[Your goal]: Copy out the data below as written; omit any images.

[Input rows]:
■ ■ ■ ■ ■

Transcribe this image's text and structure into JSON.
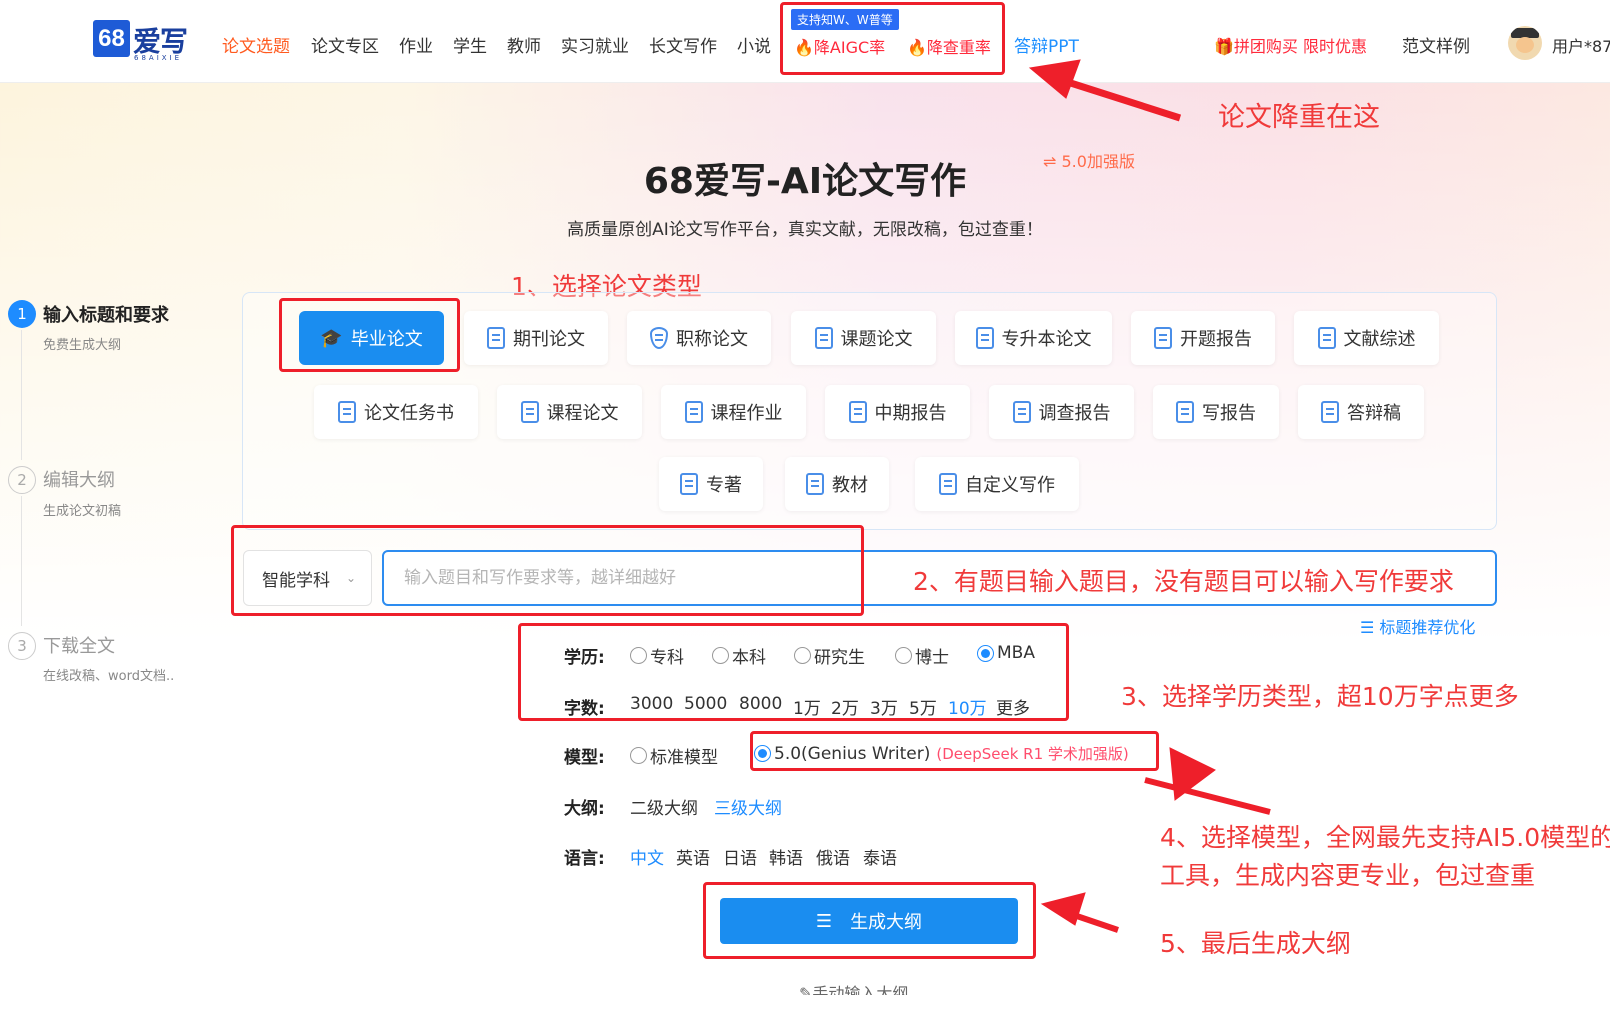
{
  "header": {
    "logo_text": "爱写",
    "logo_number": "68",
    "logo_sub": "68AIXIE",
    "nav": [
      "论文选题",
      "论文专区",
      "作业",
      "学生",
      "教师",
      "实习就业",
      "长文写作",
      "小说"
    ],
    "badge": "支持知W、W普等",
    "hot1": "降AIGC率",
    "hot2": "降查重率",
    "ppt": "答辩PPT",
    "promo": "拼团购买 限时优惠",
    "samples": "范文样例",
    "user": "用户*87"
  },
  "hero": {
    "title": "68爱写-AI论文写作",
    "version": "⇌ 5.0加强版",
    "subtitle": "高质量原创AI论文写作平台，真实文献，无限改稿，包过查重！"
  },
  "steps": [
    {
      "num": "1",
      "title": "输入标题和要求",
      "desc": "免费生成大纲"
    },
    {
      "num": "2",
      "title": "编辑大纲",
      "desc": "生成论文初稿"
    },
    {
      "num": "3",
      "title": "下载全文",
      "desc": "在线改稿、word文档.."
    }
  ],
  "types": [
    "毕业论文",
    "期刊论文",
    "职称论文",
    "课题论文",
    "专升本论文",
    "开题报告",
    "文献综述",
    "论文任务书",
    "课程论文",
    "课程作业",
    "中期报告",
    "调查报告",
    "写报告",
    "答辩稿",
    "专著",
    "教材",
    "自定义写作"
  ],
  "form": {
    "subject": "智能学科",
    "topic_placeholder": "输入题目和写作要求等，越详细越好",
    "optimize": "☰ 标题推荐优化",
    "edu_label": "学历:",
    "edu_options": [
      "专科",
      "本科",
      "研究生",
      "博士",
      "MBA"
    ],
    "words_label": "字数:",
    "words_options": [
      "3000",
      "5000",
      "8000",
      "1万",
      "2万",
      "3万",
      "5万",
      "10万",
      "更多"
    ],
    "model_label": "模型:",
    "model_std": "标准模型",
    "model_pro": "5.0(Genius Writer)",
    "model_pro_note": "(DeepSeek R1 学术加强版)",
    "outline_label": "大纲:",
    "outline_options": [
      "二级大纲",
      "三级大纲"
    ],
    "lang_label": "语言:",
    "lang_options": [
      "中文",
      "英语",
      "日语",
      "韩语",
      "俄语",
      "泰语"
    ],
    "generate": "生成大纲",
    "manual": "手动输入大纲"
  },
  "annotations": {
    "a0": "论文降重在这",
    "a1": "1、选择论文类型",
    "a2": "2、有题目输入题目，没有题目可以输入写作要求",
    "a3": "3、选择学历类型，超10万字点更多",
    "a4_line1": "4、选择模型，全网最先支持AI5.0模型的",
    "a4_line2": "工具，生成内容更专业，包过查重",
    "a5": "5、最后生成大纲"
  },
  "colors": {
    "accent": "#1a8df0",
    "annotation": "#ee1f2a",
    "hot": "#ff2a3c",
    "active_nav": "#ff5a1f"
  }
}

■ ■ ■ ■ ■

[Output below]:
Transcribe this image's text and structure into JSON.
{
  "header": {
    "logo_text": "爱写",
    "logo_number": "68",
    "logo_sub": "68AIXIE",
    "nav": [
      "论文选题",
      "论文专区",
      "作业",
      "学生",
      "教师",
      "实习就业",
      "长文写作",
      "小说"
    ],
    "badge": "支持知W、W普等",
    "hot1": "降AIGC率",
    "hot2": "降查重率",
    "ppt": "答辩PPT",
    "promo": "拼团购买 限时优惠",
    "samples": "范文样例",
    "user": "用户*87"
  },
  "hero": {
    "title": "68爱写-AI论文写作",
    "version": "⇌ 5.0加强版",
    "subtitle": "高质量原创AI论文写作平台，真实文献，无限改稿，包过查重！"
  },
  "steps": [
    {
      "num": "1",
      "title": "输入标题和要求",
      "desc": "免费生成大纲"
    },
    {
      "num": "2",
      "title": "编辑大纲",
      "desc": "生成论文初稿"
    },
    {
      "num": "3",
      "title": "下载全文",
      "desc": "在线改稿、word文档.."
    }
  ],
  "types": [
    "毕业论文",
    "期刊论文",
    "职称论文",
    "课题论文",
    "专升本论文",
    "开题报告",
    "文献综述",
    "论文任务书",
    "课程论文",
    "课程作业",
    "中期报告",
    "调查报告",
    "写报告",
    "答辩稿",
    "专著",
    "教材",
    "自定义写作"
  ],
  "form": {
    "subject": "智能学科",
    "topic_placeholder": "输入题目和写作要求等，越详细越好",
    "optimize": "☰ 标题推荐优化",
    "edu_label": "学历:",
    "edu_options": [
      "专科",
      "本科",
      "研究生",
      "博士",
      "MBA"
    ],
    "words_label": "字数:",
    "words_options": [
      "3000",
      "5000",
      "8000",
      "1万",
      "2万",
      "3万",
      "5万",
      "10万",
      "更多"
    ],
    "model_label": "模型:",
    "model_std": "标准模型",
    "model_pro": "5.0(Genius Writer)",
    "model_pro_note": "(DeepSeek R1 学术加强版)",
    "outline_label": "大纲:",
    "outline_options": [
      "二级大纲",
      "三级大纲"
    ],
    "lang_label": "语言:",
    "lang_options": [
      "中文",
      "英语",
      "日语",
      "韩语",
      "俄语",
      "泰语"
    ],
    "generate": "生成大纲",
    "manual": "手动输入大纲"
  },
  "annotations": {
    "a0": "论文降重在这",
    "a1": "1、选择论文类型",
    "a2": "2、有题目输入题目，没有题目可以输入写作要求",
    "a3": "3、选择学历类型，超10万字点更多",
    "a4_line1": "4、选择模型，全网最先支持AI5.0模型的",
    "a4_line2": "工具，生成内容更专业，包过查重",
    "a5": "5、最后生成大纲"
  },
  "colors": {
    "accent": "#1a8df0",
    "annotation": "#ee1f2a",
    "hot": "#ff2a3c",
    "active_nav": "#ff5a1f"
  }
}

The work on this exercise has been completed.